* What to do *
Transcribe every line of the records verbatim.
------ Data to use
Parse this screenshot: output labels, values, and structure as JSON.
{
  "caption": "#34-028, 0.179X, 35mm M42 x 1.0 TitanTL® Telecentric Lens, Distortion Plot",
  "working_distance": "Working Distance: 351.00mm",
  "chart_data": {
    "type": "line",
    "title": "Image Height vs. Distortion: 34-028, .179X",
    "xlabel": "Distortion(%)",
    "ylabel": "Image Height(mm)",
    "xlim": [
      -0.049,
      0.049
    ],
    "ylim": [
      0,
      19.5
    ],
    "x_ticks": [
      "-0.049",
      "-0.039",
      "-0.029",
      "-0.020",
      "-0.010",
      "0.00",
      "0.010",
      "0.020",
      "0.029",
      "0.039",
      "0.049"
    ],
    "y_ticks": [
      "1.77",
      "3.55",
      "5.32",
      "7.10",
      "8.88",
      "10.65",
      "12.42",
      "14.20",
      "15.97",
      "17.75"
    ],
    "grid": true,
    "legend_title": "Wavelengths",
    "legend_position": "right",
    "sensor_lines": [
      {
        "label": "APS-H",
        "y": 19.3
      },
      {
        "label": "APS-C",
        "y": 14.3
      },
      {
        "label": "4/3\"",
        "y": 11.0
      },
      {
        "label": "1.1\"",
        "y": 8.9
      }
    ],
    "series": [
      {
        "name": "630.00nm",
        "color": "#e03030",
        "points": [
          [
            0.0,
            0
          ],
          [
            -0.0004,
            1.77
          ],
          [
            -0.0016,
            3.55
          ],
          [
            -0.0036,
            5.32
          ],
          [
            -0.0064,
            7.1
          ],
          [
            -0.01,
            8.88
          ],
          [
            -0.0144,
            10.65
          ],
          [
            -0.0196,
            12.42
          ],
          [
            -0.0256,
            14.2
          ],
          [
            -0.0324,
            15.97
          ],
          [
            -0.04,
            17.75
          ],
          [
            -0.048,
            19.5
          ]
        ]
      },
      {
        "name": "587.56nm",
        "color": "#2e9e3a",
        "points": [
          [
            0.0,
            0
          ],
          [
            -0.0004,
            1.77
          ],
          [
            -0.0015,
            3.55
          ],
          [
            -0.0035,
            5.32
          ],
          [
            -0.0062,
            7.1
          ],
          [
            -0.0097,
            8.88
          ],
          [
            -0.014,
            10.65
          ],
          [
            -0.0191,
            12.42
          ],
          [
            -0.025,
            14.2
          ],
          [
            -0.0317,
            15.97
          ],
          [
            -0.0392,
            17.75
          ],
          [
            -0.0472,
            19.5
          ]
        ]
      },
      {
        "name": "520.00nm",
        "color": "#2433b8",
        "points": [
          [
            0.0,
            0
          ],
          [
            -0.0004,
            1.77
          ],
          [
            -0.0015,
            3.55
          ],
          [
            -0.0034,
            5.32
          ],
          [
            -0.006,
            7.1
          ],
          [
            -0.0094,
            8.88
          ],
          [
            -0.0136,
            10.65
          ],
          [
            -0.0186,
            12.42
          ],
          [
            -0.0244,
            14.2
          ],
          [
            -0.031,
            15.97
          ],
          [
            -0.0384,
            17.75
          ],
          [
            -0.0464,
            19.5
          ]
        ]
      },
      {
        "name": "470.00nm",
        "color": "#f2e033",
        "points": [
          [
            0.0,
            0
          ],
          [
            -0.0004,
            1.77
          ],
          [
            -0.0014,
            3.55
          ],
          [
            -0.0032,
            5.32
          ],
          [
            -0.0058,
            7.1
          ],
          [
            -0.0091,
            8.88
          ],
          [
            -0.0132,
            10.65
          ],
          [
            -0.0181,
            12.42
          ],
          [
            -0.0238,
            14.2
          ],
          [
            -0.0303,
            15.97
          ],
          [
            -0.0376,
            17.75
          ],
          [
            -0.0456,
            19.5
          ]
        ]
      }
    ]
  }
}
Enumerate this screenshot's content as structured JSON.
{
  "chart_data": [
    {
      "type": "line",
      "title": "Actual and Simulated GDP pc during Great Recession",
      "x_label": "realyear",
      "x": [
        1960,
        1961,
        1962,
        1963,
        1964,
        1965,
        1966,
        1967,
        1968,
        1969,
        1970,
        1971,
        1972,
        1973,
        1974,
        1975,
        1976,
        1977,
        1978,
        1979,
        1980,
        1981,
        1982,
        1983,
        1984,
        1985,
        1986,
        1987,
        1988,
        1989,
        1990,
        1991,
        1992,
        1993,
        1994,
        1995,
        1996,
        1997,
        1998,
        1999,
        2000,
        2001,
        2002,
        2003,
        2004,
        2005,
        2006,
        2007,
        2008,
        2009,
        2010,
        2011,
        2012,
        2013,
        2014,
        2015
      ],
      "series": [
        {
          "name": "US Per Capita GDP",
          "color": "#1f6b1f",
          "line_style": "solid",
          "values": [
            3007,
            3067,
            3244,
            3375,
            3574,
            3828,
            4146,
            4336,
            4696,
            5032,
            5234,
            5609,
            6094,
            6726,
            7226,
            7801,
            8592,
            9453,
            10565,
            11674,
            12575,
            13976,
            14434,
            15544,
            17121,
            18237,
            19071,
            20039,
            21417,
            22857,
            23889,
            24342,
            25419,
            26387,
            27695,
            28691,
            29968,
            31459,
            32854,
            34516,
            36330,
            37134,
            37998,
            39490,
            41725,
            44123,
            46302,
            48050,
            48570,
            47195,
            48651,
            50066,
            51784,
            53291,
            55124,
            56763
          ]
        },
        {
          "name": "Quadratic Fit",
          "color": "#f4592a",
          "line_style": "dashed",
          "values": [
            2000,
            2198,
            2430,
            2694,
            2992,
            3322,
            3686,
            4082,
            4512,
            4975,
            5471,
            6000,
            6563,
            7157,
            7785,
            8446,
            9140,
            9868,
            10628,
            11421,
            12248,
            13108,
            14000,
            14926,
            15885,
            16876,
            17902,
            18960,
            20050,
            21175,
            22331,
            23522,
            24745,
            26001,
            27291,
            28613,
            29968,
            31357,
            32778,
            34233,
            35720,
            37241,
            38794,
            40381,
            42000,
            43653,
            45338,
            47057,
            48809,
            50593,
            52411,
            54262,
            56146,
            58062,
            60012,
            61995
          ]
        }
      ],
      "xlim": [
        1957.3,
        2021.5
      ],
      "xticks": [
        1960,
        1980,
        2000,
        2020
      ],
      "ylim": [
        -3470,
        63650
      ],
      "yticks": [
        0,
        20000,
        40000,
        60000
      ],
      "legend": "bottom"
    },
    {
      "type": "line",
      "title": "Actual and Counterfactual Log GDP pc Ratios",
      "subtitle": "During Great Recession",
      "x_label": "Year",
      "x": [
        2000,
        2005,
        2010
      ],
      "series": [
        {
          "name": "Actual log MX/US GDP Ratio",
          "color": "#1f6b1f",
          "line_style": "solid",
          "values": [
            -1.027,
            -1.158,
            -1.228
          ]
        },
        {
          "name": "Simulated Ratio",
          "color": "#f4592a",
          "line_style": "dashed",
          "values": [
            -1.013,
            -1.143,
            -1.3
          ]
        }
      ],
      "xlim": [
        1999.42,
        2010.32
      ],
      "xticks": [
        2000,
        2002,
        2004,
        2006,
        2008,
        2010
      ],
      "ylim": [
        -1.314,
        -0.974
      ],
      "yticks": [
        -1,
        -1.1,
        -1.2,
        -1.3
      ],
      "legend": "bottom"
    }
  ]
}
------------
* Written solution *
Parse this screenshot: output labels, values, and structure as JSON.
{
  "caption": "#34-028, 0.179X, 35mm M42 x 1.0 TitanTL® Telecentric Lens, Distortion Plot",
  "working_distance": "Working Distance: 351.00mm",
  "chart_data": {
    "type": "line",
    "title": "Image Height vs. Distortion: 34-028, .179X",
    "xlabel": "Distortion(%)",
    "ylabel": "Image Height(mm)",
    "xlim": [
      -0.049,
      0.049
    ],
    "ylim": [
      0,
      19.5
    ],
    "x_ticks": [
      "-0.049",
      "-0.039",
      "-0.029",
      "-0.020",
      "-0.010",
      "0.00",
      "0.010",
      "0.020",
      "0.029",
      "0.039",
      "0.049"
    ],
    "y_ticks": [
      "1.77",
      "3.55",
      "5.32",
      "7.10",
      "8.88",
      "10.65",
      "12.42",
      "14.20",
      "15.97",
      "17.75"
    ],
    "grid": true,
    "legend_title": "Wavelengths",
    "legend_position": "right",
    "sensor_lines": [
      {
        "label": "APS-H",
        "y": 19.3
      },
      {
        "label": "APS-C",
        "y": 14.3
      },
      {
        "label": "4/3\"",
        "y": 11.0
      },
      {
        "label": "1.1\"",
        "y": 8.9
      }
    ],
    "series": [
      {
        "name": "630.00nm",
        "color": "#e03030",
        "points": [
          [
            0.0,
            0
          ],
          [
            -0.0004,
            1.77
          ],
          [
            -0.0016,
            3.55
          ],
          [
            -0.0036,
            5.32
          ],
          [
            -0.0064,
            7.1
          ],
          [
            -0.01,
            8.88
          ],
          [
            -0.0144,
            10.65
          ],
          [
            -0.0196,
            12.42
          ],
          [
            -0.0256,
            14.2
          ],
          [
            -0.0324,
            15.97
          ],
          [
            -0.04,
            17.75
          ],
          [
            -0.048,
            19.5
          ]
        ]
      },
      {
        "name": "587.56nm",
        "color": "#2e9e3a",
        "points": [
          [
            0.0,
            0
          ],
          [
            -0.0004,
            1.77
          ],
          [
            -0.0015,
            3.55
          ],
          [
            -0.0035,
            5.32
          ],
          [
            -0.0062,
            7.1
          ],
          [
            -0.0097,
            8.88
          ],
          [
            -0.014,
            10.65
          ],
          [
            -0.0191,
            12.42
          ],
          [
            -0.025,
            14.2
          ],
          [
            -0.0317,
            15.97
          ],
          [
            -0.0392,
            17.75
          ],
          [
            -0.0472,
            19.5
          ]
        ]
      },
      {
        "name": "520.00nm",
        "color": "#2433b8",
        "points": [
          [
            0.0,
            0
          ],
          [
            -0.0004,
            1.77
          ],
          [
            -0.0015,
            3.55
          ],
          [
            -0.0034,
            5.32
          ],
          [
            -0.006,
            7.1
          ],
          [
            -0.0094,
            8.88
          ],
          [
            -0.0136,
            10.65
          ],
          [
            -0.0186,
            12.42
          ],
          [
            -0.0244,
            14.2
          ],
          [
            -0.031,
            15.97
          ],
          [
            -0.0384,
            17.75
          ],
          [
            -0.0464,
            19.5
          ]
        ]
      },
      {
        "name": "470.00nm",
        "color": "#f2e033",
        "points": [
          [
            0.0,
            0
          ],
          [
            -0.0004,
            1.77
          ],
          [
            -0.0014,
            3.55
          ],
          [
            -0.0032,
            5.32
          ],
          [
            -0.0058,
            7.1
          ],
          [
            -0.0091,
            8.88
          ],
          [
            -0.0132,
            10.65
          ],
          [
            -0.0181,
            12.42
          ],
          [
            -0.0238,
            14.2
          ],
          [
            -0.0303,
            15.97
          ],
          [
            -0.0376,
            17.75
          ],
          [
            -0.0456,
            19.5
          ]
        ]
      }
    ]
  }
}
Enumerate this screenshot's content as structured JSON.
{
  "chart_data": [
    {
      "type": "line",
      "title": "Actual and Simulated GDP pc during Great Recession",
      "x_label": "realyear",
      "x": [
        1960,
        1961,
        1962,
        1963,
        1964,
        1965,
        1966,
        1967,
        1968,
        1969,
        1970,
        1971,
        1972,
        1973,
        1974,
        1975,
        1976,
        1977,
        1978,
        1979,
        1980,
        1981,
        1982,
        1983,
        1984,
        1985,
        1986,
        1987,
        1988,
        1989,
        1990,
        1991,
        1992,
        1993,
        1994,
        1995,
        1996,
        1997,
        1998,
        1999,
        2000,
        2001,
        2002,
        2003,
        2004,
        2005,
        2006,
        2007,
        2008,
        2009,
        2010,
        2011,
        2012,
        2013,
        2014,
        2015
      ],
      "series": [
        {
          "name": "US Per Capita GDP",
          "color": "#1f6b1f",
          "line_style": "solid",
          "values": [
            3007,
            3067,
            3244,
            3375,
            3574,
            3828,
            4146,
            4336,
            4696,
            5032,
            5234,
            5609,
            6094,
            6726,
            7226,
            7801,
            8592,
            9453,
            10565,
            11674,
            12575,
            13976,
            14434,
            15544,
            17121,
            18237,
            19071,
            20039,
            21417,
            22857,
            23889,
            24342,
            25419,
            26387,
            27695,
            28691,
            29968,
            31459,
            32854,
            34516,
            36330,
            37134,
            37998,
            39490,
            41725,
            44123,
            46302,
            48050,
            48570,
            47195,
            48651,
            50066,
            51784,
            53291,
            55124,
            56763
          ]
        },
        {
          "name": "Quadratic Fit",
          "color": "#f4592a",
          "line_style": "dashed",
          "values": [
            2000,
            2198,
            2430,
            2694,
            2992,
            3322,
            3686,
            4082,
            4512,
            4975,
            5471,
            6000,
            6563,
            7157,
            7785,
            8446,
            9140,
            9868,
            10628,
            11421,
            12248,
            13108,
            14000,
            14926,
            15885,
            16876,
            17902,
            18960,
            20050,
            21175,
            22331,
            23522,
            24745,
            26001,
            27291,
            28613,
            29968,
            31357,
            32778,
            34233,
            35720,
            37241,
            38794,
            40381,
            42000,
            43653,
            45338,
            47057,
            48809,
            50593,
            52411,
            54262,
            56146,
            58062,
            60012,
            61995
          ]
        }
      ],
      "xlim": [
        1957.3,
        2021.5
      ],
      "xticks": [
        1960,
        1980,
        2000,
        2020
      ],
      "ylim": [
        -3470,
        63650
      ],
      "yticks": [
        0,
        20000,
        40000,
        60000
      ],
      "legend": "bottom"
    },
    {
      "type": "line",
      "title": "Actual and Counterfactual Log GDP pc Ratios",
      "subtitle": "During Great Recession",
      "x_label": "Year",
      "x": [
        2000,
        2005,
        2010
      ],
      "series": [
        {
          "name": "Actual log MX/US GDP Ratio",
          "color": "#1f6b1f",
          "line_style": "solid",
          "values": [
            -1.027,
            -1.158,
            -1.228
          ]
        },
        {
          "name": "Simulated Ratio",
          "color": "#f4592a",
          "line_style": "dashed",
          "values": [
            -1.013,
            -1.143,
            -1.3
          ]
        }
      ],
      "xlim": [
        1999.42,
        2010.32
      ],
      "xticks": [
        2000,
        2002,
        2004,
        2006,
        2008,
        2010
      ],
      "ylim": [
        -1.314,
        -0.974
      ],
      "yticks": [
        -1,
        -1.1,
        -1.2,
        -1.3
      ],
      "legend": "bottom"
    }
  ]
}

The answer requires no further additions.